- TASK TO CARRY OUT -
Restate all the material verbatim, except for the pictures.

- INPUT RECORDS -
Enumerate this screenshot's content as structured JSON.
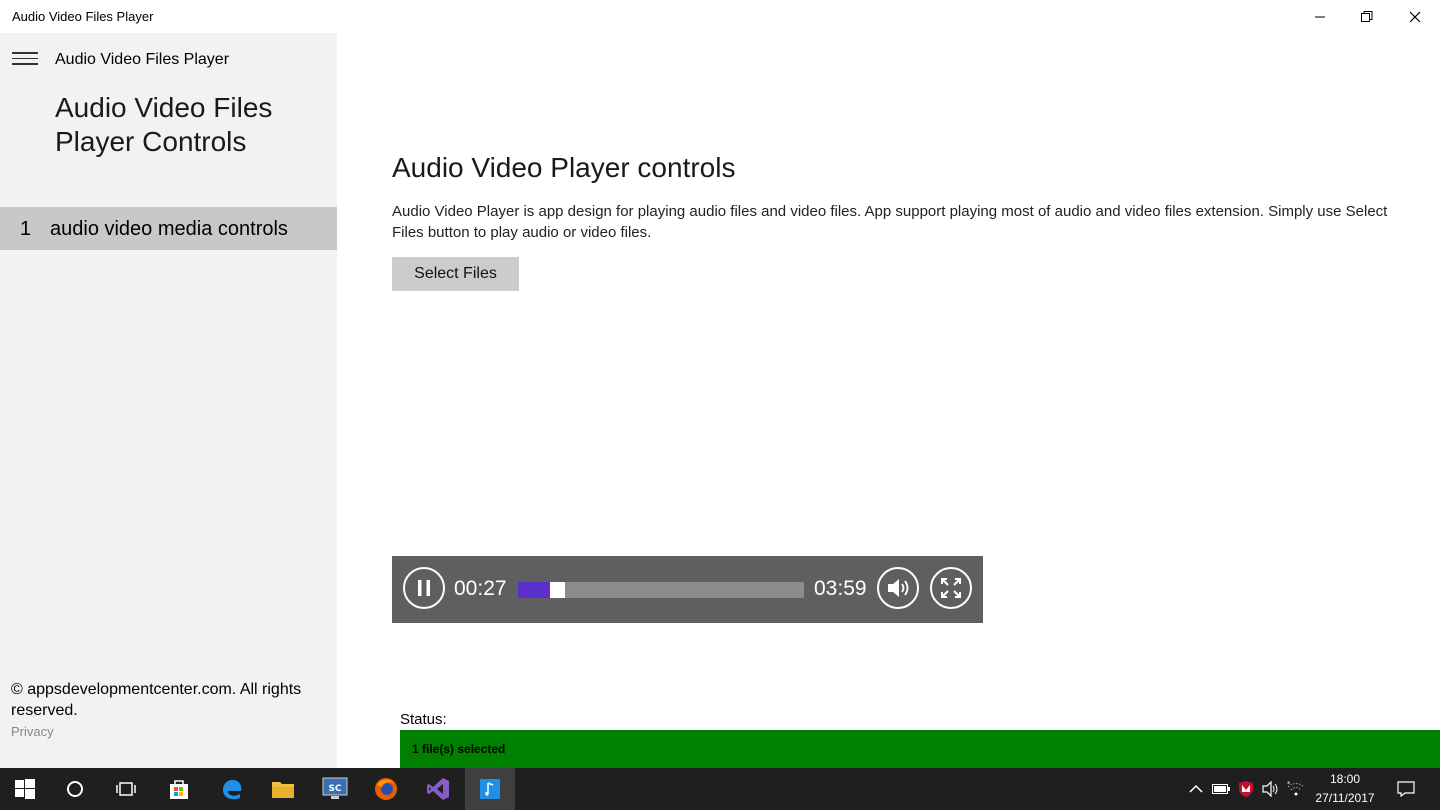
{
  "window": {
    "title": "Audio Video Files Player",
    "controls": [
      "minimize-icon",
      "restore-icon",
      "close-icon"
    ]
  },
  "sidebar": {
    "menu_icon": "hamburger-icon",
    "app_name": "Audio Video Files Player",
    "heading": "Audio Video Files Player Controls",
    "items": [
      {
        "number": "1",
        "label": "audio video media controls",
        "selected": true
      }
    ],
    "copyright": "© appsdevelopmentcenter.com. All rights reserved.",
    "privacy": "Privacy"
  },
  "main": {
    "title": "Audio Video Player controls",
    "description": "Audio Video Player is app design for playing audio files and video files. App support playing most of audio and video files extension. Simply use Select Files button to play audio or video files.",
    "select_button": "Select Files",
    "player": {
      "current_time": "00:27",
      "total_time": "03:59",
      "progress_fraction": 0.113,
      "progress_color": "#5b2fc9",
      "icons": [
        "pause-icon",
        "volume-icon",
        "fullscreen-icon"
      ]
    },
    "status_label": "Status:",
    "status_message": "1 file(s) selected",
    "status_color": "#008000"
  },
  "taskbar": {
    "icons": [
      "windows-start-icon",
      "cortana-icon",
      "task-view-icon",
      "store-icon",
      "edge-icon",
      "file-explorer-icon",
      "screen-capture-icon",
      "firefox-icon",
      "visual-studio-icon",
      "audio-player-app-icon"
    ],
    "tray_icons": [
      "chevron-up-icon",
      "battery-icon",
      "security-shield-icon",
      "speaker-icon",
      "wifi-icon",
      "notifications-icon"
    ],
    "time": "18:00",
    "date": "27/11/2017"
  }
}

- RESULT OF THE TASK -
Enumerate this screenshot's content as structured JSON.
{
  "window": {
    "title": "Audio Video Files Player",
    "controls": [
      "minimize-icon",
      "restore-icon",
      "close-icon"
    ]
  },
  "sidebar": {
    "menu_icon": "hamburger-icon",
    "app_name": "Audio Video Files Player",
    "heading": "Audio Video Files Player Controls",
    "items": [
      {
        "number": "1",
        "label": "audio video media controls",
        "selected": true
      }
    ],
    "copyright": "© appsdevelopmentcenter.com. All rights reserved.",
    "privacy": "Privacy"
  },
  "main": {
    "title": "Audio Video Player controls",
    "description": "Audio Video Player is app design for playing audio files and video files. App support playing most of audio and video files extension. Simply use Select Files button to play audio or video files.",
    "select_button": "Select Files",
    "player": {
      "current_time": "00:27",
      "total_time": "03:59",
      "progress_fraction": 0.113,
      "progress_color": "#5b2fc9",
      "icons": [
        "pause-icon",
        "volume-icon",
        "fullscreen-icon"
      ]
    },
    "status_label": "Status:",
    "status_message": "1 file(s) selected",
    "status_color": "#008000"
  },
  "taskbar": {
    "icons": [
      "windows-start-icon",
      "cortana-icon",
      "task-view-icon",
      "store-icon",
      "edge-icon",
      "file-explorer-icon",
      "screen-capture-icon",
      "firefox-icon",
      "visual-studio-icon",
      "audio-player-app-icon"
    ],
    "tray_icons": [
      "chevron-up-icon",
      "battery-icon",
      "security-shield-icon",
      "speaker-icon",
      "wifi-icon",
      "notifications-icon"
    ],
    "time": "18:00",
    "date": "27/11/2017"
  }
}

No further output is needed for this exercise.